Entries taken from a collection
######
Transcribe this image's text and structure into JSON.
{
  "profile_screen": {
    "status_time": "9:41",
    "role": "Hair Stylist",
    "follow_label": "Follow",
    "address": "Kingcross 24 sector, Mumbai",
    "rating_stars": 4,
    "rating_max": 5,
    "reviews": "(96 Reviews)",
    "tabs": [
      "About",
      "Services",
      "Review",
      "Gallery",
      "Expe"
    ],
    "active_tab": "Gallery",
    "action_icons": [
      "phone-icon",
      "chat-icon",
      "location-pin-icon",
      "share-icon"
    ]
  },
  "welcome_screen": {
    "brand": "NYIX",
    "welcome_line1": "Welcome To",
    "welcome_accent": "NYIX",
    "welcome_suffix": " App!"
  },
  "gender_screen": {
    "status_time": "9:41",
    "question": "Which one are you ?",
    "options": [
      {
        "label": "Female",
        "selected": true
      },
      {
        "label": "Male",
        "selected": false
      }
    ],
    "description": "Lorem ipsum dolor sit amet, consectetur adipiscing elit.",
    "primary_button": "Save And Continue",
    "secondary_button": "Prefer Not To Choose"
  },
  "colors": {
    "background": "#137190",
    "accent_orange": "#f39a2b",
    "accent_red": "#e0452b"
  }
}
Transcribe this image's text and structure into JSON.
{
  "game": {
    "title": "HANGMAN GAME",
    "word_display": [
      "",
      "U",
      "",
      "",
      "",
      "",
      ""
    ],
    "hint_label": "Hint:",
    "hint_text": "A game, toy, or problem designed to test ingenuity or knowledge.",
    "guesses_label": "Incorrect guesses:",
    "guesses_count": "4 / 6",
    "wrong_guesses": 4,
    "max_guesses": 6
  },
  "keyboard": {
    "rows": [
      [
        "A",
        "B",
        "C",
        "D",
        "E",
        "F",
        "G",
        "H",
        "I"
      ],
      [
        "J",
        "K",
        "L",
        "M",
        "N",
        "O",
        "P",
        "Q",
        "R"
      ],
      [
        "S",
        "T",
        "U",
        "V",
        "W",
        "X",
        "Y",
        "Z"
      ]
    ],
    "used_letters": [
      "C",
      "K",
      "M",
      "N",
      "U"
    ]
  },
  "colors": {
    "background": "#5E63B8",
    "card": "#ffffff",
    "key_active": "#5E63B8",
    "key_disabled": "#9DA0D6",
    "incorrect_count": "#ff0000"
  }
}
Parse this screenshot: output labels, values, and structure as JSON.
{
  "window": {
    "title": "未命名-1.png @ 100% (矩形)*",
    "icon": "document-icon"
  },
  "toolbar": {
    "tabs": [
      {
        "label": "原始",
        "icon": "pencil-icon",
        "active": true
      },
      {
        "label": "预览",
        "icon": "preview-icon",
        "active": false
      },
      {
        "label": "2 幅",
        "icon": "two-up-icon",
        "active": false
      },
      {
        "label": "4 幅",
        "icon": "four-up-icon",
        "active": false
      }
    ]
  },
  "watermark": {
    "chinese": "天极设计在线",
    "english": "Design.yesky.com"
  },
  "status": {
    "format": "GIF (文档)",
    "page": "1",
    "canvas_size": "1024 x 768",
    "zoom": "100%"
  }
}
######
> SET EXERCISE
Restate each entry exactly, skipping none.

> SOLUTION
Transcribe this image's text and structure into JSON.
{
  "profile_screen": {
    "status_time": "9:41",
    "role": "Hair Stylist",
    "follow_label": "Follow",
    "address": "Kingcross 24 sector, Mumbai",
    "rating_stars": 4,
    "rating_max": 5,
    "reviews": "(96 Reviews)",
    "tabs": [
      "About",
      "Services",
      "Review",
      "Gallery",
      "Expe"
    ],
    "active_tab": "Gallery",
    "action_icons": [
      "phone-icon",
      "chat-icon",
      "location-pin-icon",
      "share-icon"
    ]
  },
  "welcome_screen": {
    "brand": "NYIX",
    "welcome_line1": "Welcome To",
    "welcome_accent": "NYIX",
    "welcome_suffix": " App!"
  },
  "gender_screen": {
    "status_time": "9:41",
    "question": "Which one are you ?",
    "options": [
      {
        "label": "Female",
        "selected": true
      },
      {
        "label": "Male",
        "selected": false
      }
    ],
    "description": "Lorem ipsum dolor sit amet, consectetur adipiscing elit.",
    "primary_button": "Save And Continue",
    "secondary_button": "Prefer Not To Choose"
  },
  "colors": {
    "background": "#137190",
    "accent_orange": "#f39a2b",
    "accent_red": "#e0452b"
  }
}
Transcribe this image's text and structure into JSON.
{
  "game": {
    "title": "HANGMAN GAME",
    "word_display": [
      "",
      "U",
      "",
      "",
      "",
      "",
      ""
    ],
    "hint_label": "Hint:",
    "hint_text": "A game, toy, or problem designed to test ingenuity or knowledge.",
    "guesses_label": "Incorrect guesses:",
    "guesses_count": "4 / 6",
    "wrong_guesses": 4,
    "max_guesses": 6
  },
  "keyboard": {
    "rows": [
      [
        "A",
        "B",
        "C",
        "D",
        "E",
        "F",
        "G",
        "H",
        "I"
      ],
      [
        "J",
        "K",
        "L",
        "M",
        "N",
        "O",
        "P",
        "Q",
        "R"
      ],
      [
        "S",
        "T",
        "U",
        "V",
        "W",
        "X",
        "Y",
        "Z"
      ]
    ],
    "used_letters": [
      "C",
      "K",
      "M",
      "N",
      "U"
    ]
  },
  "colors": {
    "background": "#5E63B8",
    "card": "#ffffff",
    "key_active": "#5E63B8",
    "key_disabled": "#9DA0D6",
    "incorrect_count": "#ff0000"
  }
}
Parse this screenshot: output labels, values, and structure as JSON.
{
  "window": {
    "title": "未命名-1.png @ 100% (矩形)*",
    "icon": "document-icon"
  },
  "toolbar": {
    "tabs": [
      {
        "label": "原始",
        "icon": "pencil-icon",
        "active": true
      },
      {
        "label": "预览",
        "icon": "preview-icon",
        "active": false
      },
      {
        "label": "2 幅",
        "icon": "two-up-icon",
        "active": false
      },
      {
        "label": "4 幅",
        "icon": "four-up-icon",
        "active": false
      }
    ]
  },
  "watermark": {
    "chinese": "天极设计在线",
    "english": "Design.yesky.com"
  },
  "status": {
    "format": "GIF (文档)",
    "page": "1",
    "canvas_size": "1024 x 768",
    "zoom": "100%"
  }
}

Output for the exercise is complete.